> STATED EXERCISE
From the listing below, copy every line with the word "Dior".
··· GIVEN RECORDS ···
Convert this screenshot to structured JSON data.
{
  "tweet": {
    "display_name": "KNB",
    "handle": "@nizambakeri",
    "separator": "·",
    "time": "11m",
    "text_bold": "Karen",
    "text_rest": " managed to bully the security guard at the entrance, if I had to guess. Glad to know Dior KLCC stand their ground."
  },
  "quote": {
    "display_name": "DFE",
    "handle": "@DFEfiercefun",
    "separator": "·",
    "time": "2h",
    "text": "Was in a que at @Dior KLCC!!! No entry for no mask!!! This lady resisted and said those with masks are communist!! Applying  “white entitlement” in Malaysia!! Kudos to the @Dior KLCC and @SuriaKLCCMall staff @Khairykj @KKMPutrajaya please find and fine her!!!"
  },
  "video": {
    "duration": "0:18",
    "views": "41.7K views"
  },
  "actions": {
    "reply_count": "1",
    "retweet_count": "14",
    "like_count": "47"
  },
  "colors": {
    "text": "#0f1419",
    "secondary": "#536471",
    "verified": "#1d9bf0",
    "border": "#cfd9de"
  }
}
···
> WRITTEN REPLY
    "text_rest": " managed to bully the security guard at the entrance, if I had to guess. Glad to know Dior KLCC stand their ground."
    "text": "Was in a que at @Dior KLCC!!! No entry for no mask!!! This lady resisted and said those with masks are communist!! Applying  “white entitlement” in Malaysia!! Kudos to the @Dior KLCC and @SuriaKLCCMall staff @Khairykj @KKMPutrajaya please find and fine her!!!"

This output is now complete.